*RECORDS PROVIDED*
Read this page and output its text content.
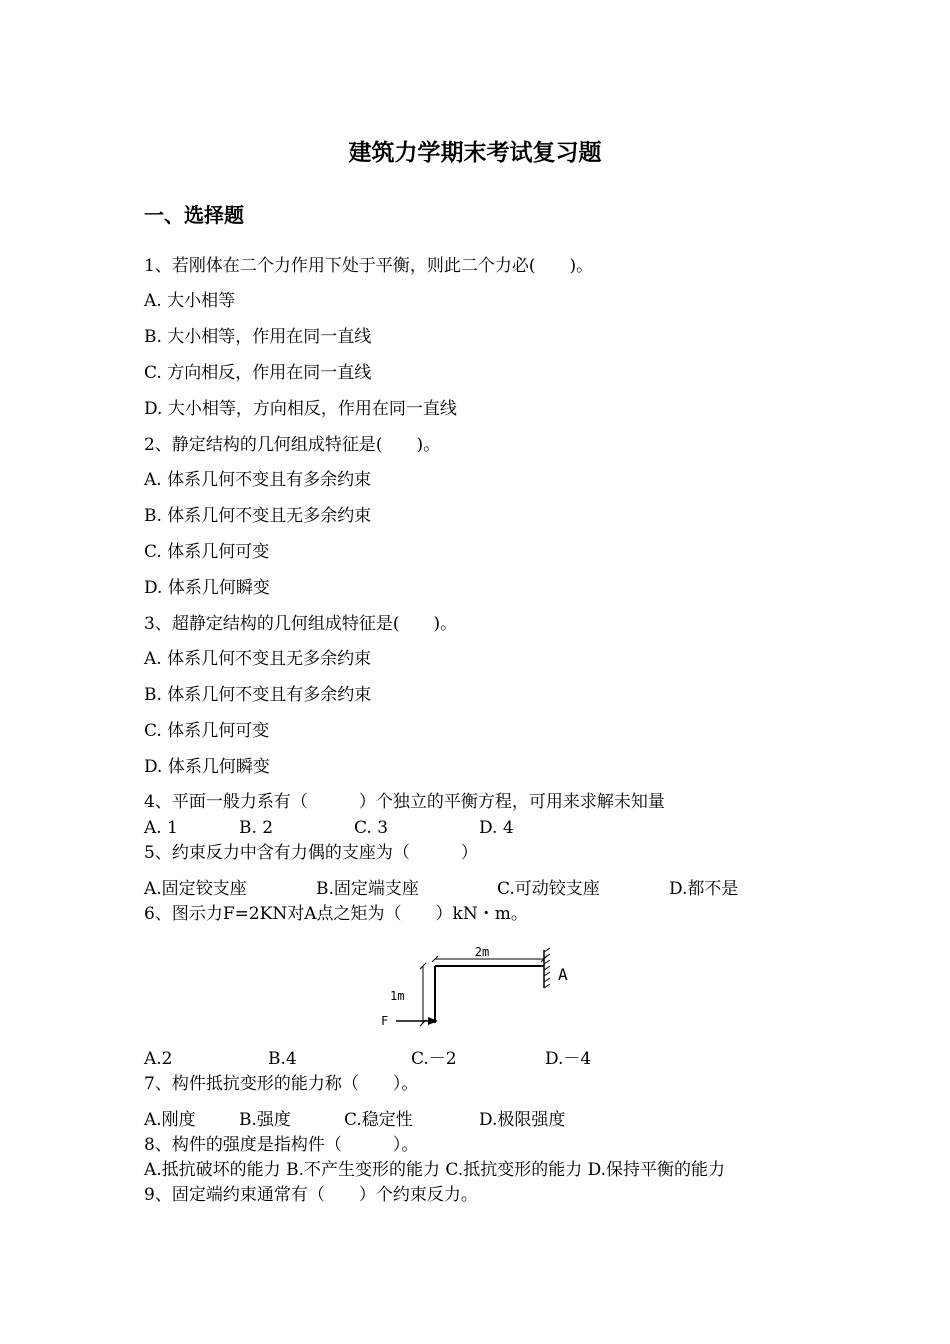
建筑力学期末考试复习题
一、选择题
1、若刚体在二个力作用下处于平衡，则此二个力必(　　)。
A. 大小相等
B. 大小相等，作用在同一直线
C. 方向相反，作用在同一直线
D. 大小相等，方向相反，作用在同一直线
2、静定结构的几何组成特征是(　　)。
A. 体系几何不变且有多余约束
B. 体系几何不变且无多余约束
C. 体系几何可变
D. 体系几何瞬变
3、超静定结构的几何组成特征是(　　)。
A. 体系几何不变且无多余约束
B. 体系几何不变且有多余约束
C. 体系几何可变
D. 体系几何瞬变
4、平面一般力系有（　　　）个独立的平衡方程，可用来求解未知量
A. 1	B. 2	C. 3	D. 4
5、约束反力中含有力偶的支座为（　　　）
A.固定铰支座	B.固定端支座	C.可动铰支座	D.都不是
6、图示力F=2KN对A点之矩为（　　）kN・m。
2m
1m
F
A
A.2	B.4	C.－2	D.－4
7、构件抵抗变形的能力称（　　）。
A.刚度	B.强度	C.稳定性	D.极限强度
8、构件的强度是指构件（　　　）。
A.抵抗破坏的能力 B.不产生变形的能力 C.抵抗变形的能力 D.保持平衡的能力
9、固定端约束通常有（　　）个约束反力。
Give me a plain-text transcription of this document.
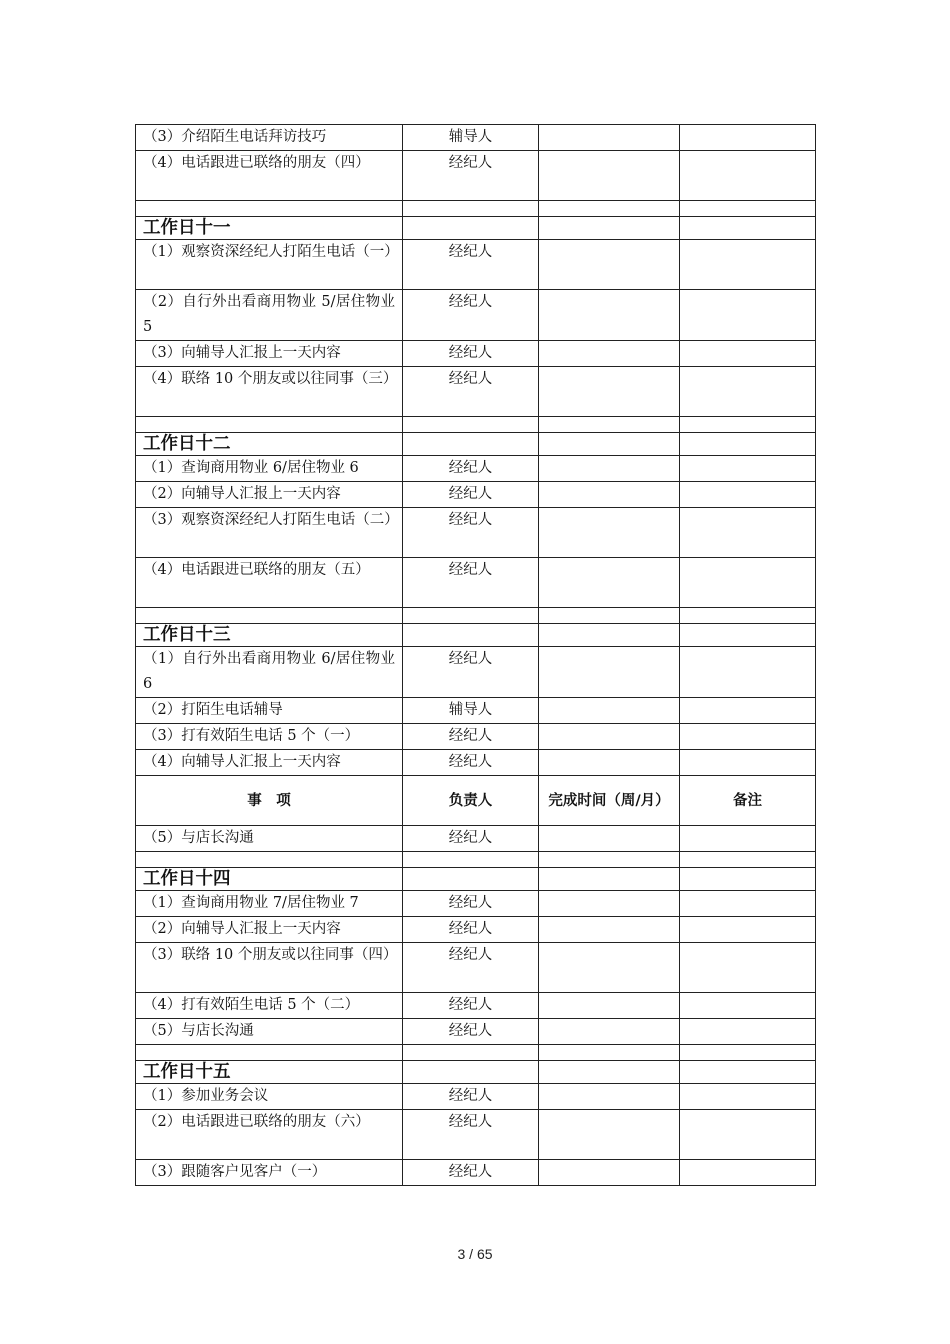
（3）介绍陌生电话拜访技巧	辅导人		
（4）电话跟进已联络的朋友（四）	经纪人		

工作日十一			
（1）观察资深经纪人打陌生电话（一）	经纪人		
（2）自行外出看商用物业 5/居住物业 5	经纪人		
（3）向辅导人汇报上一天内容	经纪人		
（4）联络 10 个朋友或以往同事（三）	经纪人		

工作日十二			
（1）查询商用物业 6/居住物业 6	经纪人		
（2）向辅导人汇报上一天内容	经纪人		
（3）观察资深经纪人打陌生电话（二）	经纪人		
（4）电话跟进已联络的朋友（五）	经纪人		

工作日十三			
（1）自行外出看商用物业 6/居住物业 6	经纪人		
（2）打陌生电话辅导	辅导人		
（3）打有效陌生电话 5 个（一）	经纪人		
（4）向辅导人汇报上一天内容	经纪人		
事　项	负责人	完成时间（周/月）	备注
（5）与店长沟通	经纪人		

工作日十四			
（1）查询商用物业 7/居住物业 7	经纪人		
（2）向辅导人汇报上一天内容	经纪人		
（3）联络 10 个朋友或以往同事（四）	经纪人		
（4）打有效陌生电话 5 个（二）	经纪人		
（5）与店长沟通	经纪人		

工作日十五			
（1）参加业务会议	经纪人		
（2）电话跟进已联络的朋友（六）	经纪人		
（3）跟随客户见客户（一）	经纪人		
3 / 65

*WHAT YOU WILL DO*
From the records given above, reproduce all text exactly and exclude each picture.

*EXERCISE RESPONSE*
Read this page and output its text content.
建筑力学期末考试复习题
一、选择题
1、若刚体在二个力作用下处于平衡，则此二个力必(　　)。
A. 大小相等
B. 大小相等，作用在同一直线
C. 方向相反，作用在同一直线
D. 大小相等，方向相反，作用在同一直线
2、静定结构的几何组成特征是(　　)。
A. 体系几何不变且有多余约束
B. 体系几何不变且无多余约束
C. 体系几何可变
D. 体系几何瞬变
3、超静定结构的几何组成特征是(　　)。
A. 体系几何不变且无多余约束
B. 体系几何不变且有多余约束
C. 体系几何可变
D. 体系几何瞬变
4、平面一般力系有（　　　）个独立的平衡方程，可用来求解未知量
A. 1	B. 2	C. 3	D. 4
5、约束反力中含有力偶的支座为（　　　）
A.固定铰支座	B.固定端支座	C.可动铰支座	D.都不是
6、图示力F=2KN对A点之矩为（　　）kN・m。
2m
1m
F
A
A.2	B.4	C.－2	D.－4
7、构件抵抗变形的能力称（　　）。
A.刚度	B.强度	C.稳定性	D.极限强度
8、构件的强度是指构件（　　　）。
A.抵抗破坏的能力 B.不产生变形的能力 C.抵抗变形的能力 D.保持平衡的能力
9、固定端约束通常有（　　）个约束反力。
Give me a plain-text transcription of this document.
（3）介绍陌生电话拜访技巧	辅导人		
（4）电话跟进已联络的朋友（四）	经纪人		

工作日十一			
（1）观察资深经纪人打陌生电话（一）	经纪人		
（2）自行外出看商用物业 5/居住物业 5	经纪人		
（3）向辅导人汇报上一天内容	经纪人		
（4）联络 10 个朋友或以往同事（三）	经纪人		

工作日十二			
（1）查询商用物业 6/居住物业 6	经纪人		
（2）向辅导人汇报上一天内容	经纪人		
（3）观察资深经纪人打陌生电话（二）	经纪人		
（4）电话跟进已联络的朋友（五）	经纪人		

工作日十三			
（1）自行外出看商用物业 6/居住物业 6	经纪人		
（2）打陌生电话辅导	辅导人		
（3）打有效陌生电话 5 个（一）	经纪人		
（4）向辅导人汇报上一天内容	经纪人		
事　项	负责人	完成时间（周/月）	备注
（5）与店长沟通	经纪人		

工作日十四			
（1）查询商用物业 7/居住物业 7	经纪人		
（2）向辅导人汇报上一天内容	经纪人		
（3）联络 10 个朋友或以往同事（四）	经纪人		
（4）打有效陌生电话 5 个（二）	经纪人		
（5）与店长沟通	经纪人		

工作日十五			
（1）参加业务会议	经纪人		
（2）电话跟进已联络的朋友（六）	经纪人		
（3）跟随客户见客户（一）	经纪人		
3 / 65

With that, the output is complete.